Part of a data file
----------------

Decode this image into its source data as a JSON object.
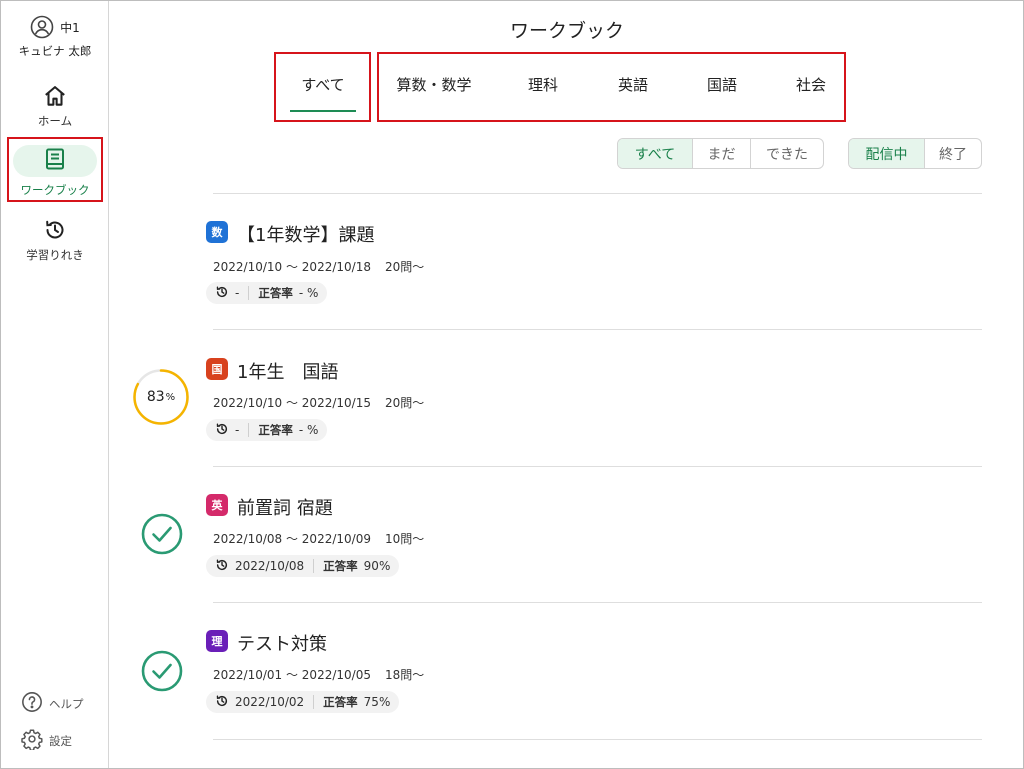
{
  "user": {
    "grade": "中1",
    "name": "キュビナ 太郎"
  },
  "nav": {
    "home": "ホーム",
    "workbook": "ワークブック",
    "history": "学習りれき",
    "help": "ヘルプ",
    "settings": "設定"
  },
  "page": {
    "title": "ワークブック"
  },
  "tabs": [
    {
      "label": "すべて",
      "selected": true
    },
    {
      "label": "算数・数学"
    },
    {
      "label": "理科"
    },
    {
      "label": "英語"
    },
    {
      "label": "国語"
    },
    {
      "label": "社会"
    }
  ],
  "filters": {
    "status": [
      {
        "label": "すべて",
        "active": true
      },
      {
        "label": "まだ"
      },
      {
        "label": "できた"
      }
    ],
    "delivery": [
      {
        "label": "配信中",
        "active": true
      },
      {
        "label": "終了"
      }
    ]
  },
  "colors": {
    "accent": "#19804a",
    "math": "#1f72d6",
    "japanese": "#d8421e",
    "english": "#d42a6a",
    "science": "#6a1fb8",
    "progress": "#f5b400",
    "check": "#2a9a73"
  },
  "workbooks": [
    {
      "badge": "数",
      "title": "【1年数学】課題",
      "period": "2022/10/10 ～ 2022/10/18",
      "questions": "20問～",
      "last_date": "-",
      "rate_label": "正答率",
      "rate": "- %",
      "progress_percent": null,
      "progress_text": "",
      "completed": false
    },
    {
      "badge": "国",
      "title": "1年生　国語",
      "period": "2022/10/10 ～ 2022/10/15",
      "questions": "20問～",
      "last_date": "-",
      "rate_label": "正答率",
      "rate": "- %",
      "progress_percent": 83,
      "progress_text": "83",
      "progress_unit": "%",
      "completed": false
    },
    {
      "badge": "英",
      "title": "前置詞 宿題",
      "period": "2022/10/08 ～ 2022/10/09",
      "questions": "10問～",
      "last_date": "2022/10/08",
      "rate_label": "正答率",
      "rate": "90%",
      "progress_percent": null,
      "progress_text": "",
      "completed": true
    },
    {
      "badge": "理",
      "title": "テスト対策",
      "period": "2022/10/01 ～ 2022/10/05",
      "questions": "18問～",
      "last_date": "2022/10/02",
      "rate_label": "正答率",
      "rate": "75%",
      "progress_percent": null,
      "progress_text": "",
      "completed": true
    }
  ]
}
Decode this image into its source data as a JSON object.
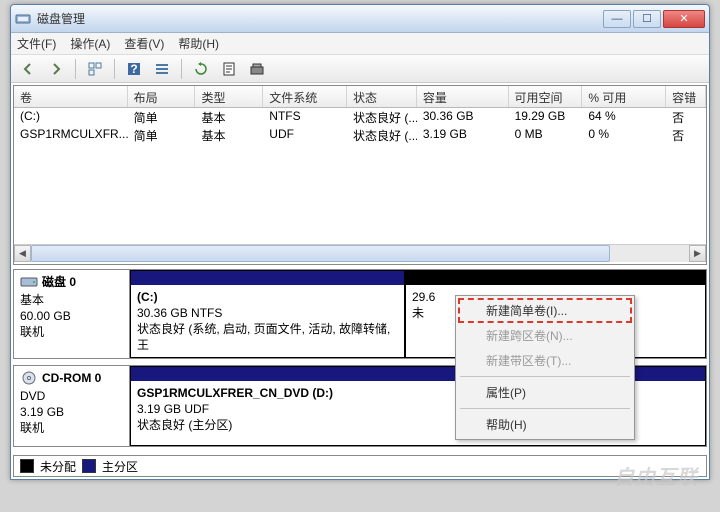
{
  "window": {
    "title": "磁盘管理"
  },
  "menu": {
    "file": "文件(F)",
    "action": "操作(A)",
    "view": "查看(V)",
    "help": "帮助(H)"
  },
  "columns": {
    "volume": "卷",
    "layout": "布局",
    "type": "类型",
    "fs": "文件系统",
    "status": "状态",
    "capacity": "容量",
    "free": "可用空间",
    "pct": "% 可用",
    "fault": "容错"
  },
  "volumes": [
    {
      "name": "(C:)",
      "layout": "简单",
      "type": "基本",
      "fs": "NTFS",
      "status": "状态良好 (...",
      "capacity": "30.36 GB",
      "free": "19.29 GB",
      "pct": "64 %",
      "fault": "否"
    },
    {
      "name": "GSP1RMCULXFR...",
      "layout": "简单",
      "type": "基本",
      "fs": "UDF",
      "status": "状态良好 (...",
      "capacity": "3.19 GB",
      "free": "0 MB",
      "pct": "0 %",
      "fault": "否"
    }
  ],
  "disk0": {
    "title": "磁盘 0",
    "type": "基本",
    "size": "60.00 GB",
    "state": "联机",
    "partC": {
      "name": "(C:)",
      "size": "30.36 GB NTFS",
      "status": "状态良好 (系统, 启动, 页面文件, 活动, 故障转储, 王"
    },
    "unalloc": {
      "size": "29.6",
      "status": "未"
    }
  },
  "cdrom": {
    "title": "CD-ROM 0",
    "type": "DVD",
    "size": "3.19 GB",
    "state": "联机",
    "vol": {
      "name": "GSP1RMCULXFRER_CN_DVD  (D:)",
      "size": "3.19 GB UDF",
      "status": "状态良好 (主分区)"
    }
  },
  "legend": {
    "unalloc": "未分配",
    "primary": "主分区"
  },
  "context": {
    "newSimple": "新建简单卷(I)...",
    "newSpanned": "新建跨区卷(N)...",
    "newStriped": "新建带区卷(T)...",
    "properties": "属性(P)",
    "help": "帮助(H)"
  },
  "watermark": "自由互联"
}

----------------

▸ **TASK GOAL**
Reproduce all of the entries word for word, skipping any pictures they hold.

▸ **EXERCISE ANSWER**
Decode this image into its source data as a JSON object.
{
  "user": {
    "grade": "中1",
    "name": "キュビナ 太郎"
  },
  "nav": {
    "home": "ホーム",
    "workbook": "ワークブック",
    "history": "学習りれき",
    "help": "ヘルプ",
    "settings": "設定"
  },
  "page": {
    "title": "ワークブック"
  },
  "tabs": [
    {
      "label": "すべて",
      "selected": true
    },
    {
      "label": "算数・数学"
    },
    {
      "label": "理科"
    },
    {
      "label": "英語"
    },
    {
      "label": "国語"
    },
    {
      "label": "社会"
    }
  ],
  "filters": {
    "status": [
      {
        "label": "すべて",
        "active": true
      },
      {
        "label": "まだ"
      },
      {
        "label": "できた"
      }
    ],
    "delivery": [
      {
        "label": "配信中",
        "active": true
      },
      {
        "label": "終了"
      }
    ]
  },
  "colors": {
    "accent": "#19804a",
    "math": "#1f72d6",
    "japanese": "#d8421e",
    "english": "#d42a6a",
    "science": "#6a1fb8",
    "progress": "#f5b400",
    "check": "#2a9a73"
  },
  "workbooks": [
    {
      "badge": "数",
      "title": "【1年数学】課題",
      "period": "2022/10/10 ～ 2022/10/18",
      "questions": "20問～",
      "last_date": "-",
      "rate_label": "正答率",
      "rate": "- %",
      "progress_percent": null,
      "progress_text": "",
      "completed": false
    },
    {
      "badge": "国",
      "title": "1年生　国語",
      "period": "2022/10/10 ～ 2022/10/15",
      "questions": "20問～",
      "last_date": "-",
      "rate_label": "正答率",
      "rate": "- %",
      "progress_percent": 83,
      "progress_text": "83",
      "progress_unit": "%",
      "completed": false
    },
    {
      "badge": "英",
      "title": "前置詞 宿題",
      "period": "2022/10/08 ～ 2022/10/09",
      "questions": "10問～",
      "last_date": "2022/10/08",
      "rate_label": "正答率",
      "rate": "90%",
      "progress_percent": null,
      "progress_text": "",
      "completed": true
    },
    {
      "badge": "理",
      "title": "テスト対策",
      "period": "2022/10/01 ～ 2022/10/05",
      "questions": "18問～",
      "last_date": "2022/10/02",
      "rate_label": "正答率",
      "rate": "75%",
      "progress_percent": null,
      "progress_text": "",
      "completed": true
    }
  ]
}
Decode this image into its source data as a JSON object.
{
  "window": {
    "title": "磁盘管理"
  },
  "menu": {
    "file": "文件(F)",
    "action": "操作(A)",
    "view": "查看(V)",
    "help": "帮助(H)"
  },
  "columns": {
    "volume": "卷",
    "layout": "布局",
    "type": "类型",
    "fs": "文件系统",
    "status": "状态",
    "capacity": "容量",
    "free": "可用空间",
    "pct": "% 可用",
    "fault": "容错"
  },
  "volumes": [
    {
      "name": "(C:)",
      "layout": "简单",
      "type": "基本",
      "fs": "NTFS",
      "status": "状态良好 (...",
      "capacity": "30.36 GB",
      "free": "19.29 GB",
      "pct": "64 %",
      "fault": "否"
    },
    {
      "name": "GSP1RMCULXFR...",
      "layout": "简单",
      "type": "基本",
      "fs": "UDF",
      "status": "状态良好 (...",
      "capacity": "3.19 GB",
      "free": "0 MB",
      "pct": "0 %",
      "fault": "否"
    }
  ],
  "disk0": {
    "title": "磁盘 0",
    "type": "基本",
    "size": "60.00 GB",
    "state": "联机",
    "partC": {
      "name": "(C:)",
      "size": "30.36 GB NTFS",
      "status": "状态良好 (系统, 启动, 页面文件, 活动, 故障转储, 王"
    },
    "unalloc": {
      "size": "29.6",
      "status": "未"
    }
  },
  "cdrom": {
    "title": "CD-ROM 0",
    "type": "DVD",
    "size": "3.19 GB",
    "state": "联机",
    "vol": {
      "name": "GSP1RMCULXFRER_CN_DVD  (D:)",
      "size": "3.19 GB UDF",
      "status": "状态良好 (主分区)"
    }
  },
  "legend": {
    "unalloc": "未分配",
    "primary": "主分区"
  },
  "context": {
    "newSimple": "新建简单卷(I)...",
    "newSpanned": "新建跨区卷(N)...",
    "newStriped": "新建带区卷(T)...",
    "properties": "属性(P)",
    "help": "帮助(H)"
  },
  "watermark": "自由互联"
}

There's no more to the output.